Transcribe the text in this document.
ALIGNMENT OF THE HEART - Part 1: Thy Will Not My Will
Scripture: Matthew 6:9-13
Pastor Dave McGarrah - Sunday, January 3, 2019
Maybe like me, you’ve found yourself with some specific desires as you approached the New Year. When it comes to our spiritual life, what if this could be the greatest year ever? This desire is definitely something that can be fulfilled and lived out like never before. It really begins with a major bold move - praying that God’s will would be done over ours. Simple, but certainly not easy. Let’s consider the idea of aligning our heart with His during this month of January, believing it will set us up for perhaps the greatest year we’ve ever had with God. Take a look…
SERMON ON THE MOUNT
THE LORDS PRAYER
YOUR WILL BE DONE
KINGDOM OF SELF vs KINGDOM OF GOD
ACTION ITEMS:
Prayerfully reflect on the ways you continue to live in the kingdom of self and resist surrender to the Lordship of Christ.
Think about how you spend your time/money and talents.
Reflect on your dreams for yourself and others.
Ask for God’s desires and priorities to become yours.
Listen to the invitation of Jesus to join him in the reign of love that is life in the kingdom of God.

* **Problem details**: Reproduce each entry word for word.

* **Correct response**:
Transcribe the text in this document.
ALIGNMENT OF THE HEART - Part 1: Thy Will Not My Will
Scripture: Matthew 6:9-13
Pastor Dave McGarrah - Sunday, January 3, 2019
Maybe like me, you’ve found yourself with some specific desires as you approached the New Year. When it comes to our spiritual life, what if this could be the greatest year ever? This desire is definitely something that can be fulfilled and lived out like never before. It really begins with a major bold move - praying that God’s will would be done over ours. Simple, but certainly not easy. Let’s consider the idea of aligning our heart with His during this month of January, believing it will set us up for perhaps the greatest year we’ve ever had with God. Take a look…
SERMON ON THE MOUNT
THE LORDS PRAYER
YOUR WILL BE DONE
KINGDOM OF SELF vs KINGDOM OF GOD
ACTION ITEMS:
Prayerfully reflect on the ways you continue to live in the kingdom of self and resist surrender to the Lordship of Christ.
Think about how you spend your time/money and talents.
Reflect on your dreams for yourself and others.
Ask for God’s desires and priorities to become yours.
Listen to the invitation of Jesus to join him in the reign of love that is life in the kingdom of God.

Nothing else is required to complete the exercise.